=== TASK ===
Extract all of the entries and set them down verbatim.

Excerpts from a figure dataset:
--*--

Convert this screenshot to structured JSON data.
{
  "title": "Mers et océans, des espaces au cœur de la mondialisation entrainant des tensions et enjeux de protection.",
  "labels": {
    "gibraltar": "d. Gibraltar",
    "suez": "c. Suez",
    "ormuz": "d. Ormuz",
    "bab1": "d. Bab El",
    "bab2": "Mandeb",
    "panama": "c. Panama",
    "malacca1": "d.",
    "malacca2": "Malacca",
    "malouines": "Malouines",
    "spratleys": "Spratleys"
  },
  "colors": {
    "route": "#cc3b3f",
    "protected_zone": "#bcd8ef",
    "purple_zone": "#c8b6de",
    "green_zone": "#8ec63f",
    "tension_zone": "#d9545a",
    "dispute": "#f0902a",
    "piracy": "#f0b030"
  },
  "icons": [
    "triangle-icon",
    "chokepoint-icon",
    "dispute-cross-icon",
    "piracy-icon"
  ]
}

--*--

=== EXERCISE OUTPUT ===
Convert this screenshot to structured JSON data.
{
  "title": "Mers et océans, des espaces au cœur de la mondialisation entrainant des tensions et enjeux de protection.",
  "labels": {
    "gibraltar": "d. Gibraltar",
    "suez": "c. Suez",
    "ormuz": "d. Ormuz",
    "bab1": "d. Bab El",
    "bab2": "Mandeb",
    "panama": "c. Panama",
    "malacca1": "d.",
    "malacca2": "Malacca",
    "malouines": "Malouines",
    "spratleys": "Spratleys"
  },
  "colors": {
    "route": "#cc3b3f",
    "protected_zone": "#bcd8ef",
    "purple_zone": "#c8b6de",
    "green_zone": "#8ec63f",
    "tension_zone": "#d9545a",
    "dispute": "#f0902a",
    "piracy": "#f0b030"
  },
  "icons": [
    "triangle-icon",
    "chokepoint-icon",
    "dispute-cross-icon",
    "piracy-icon"
  ]
}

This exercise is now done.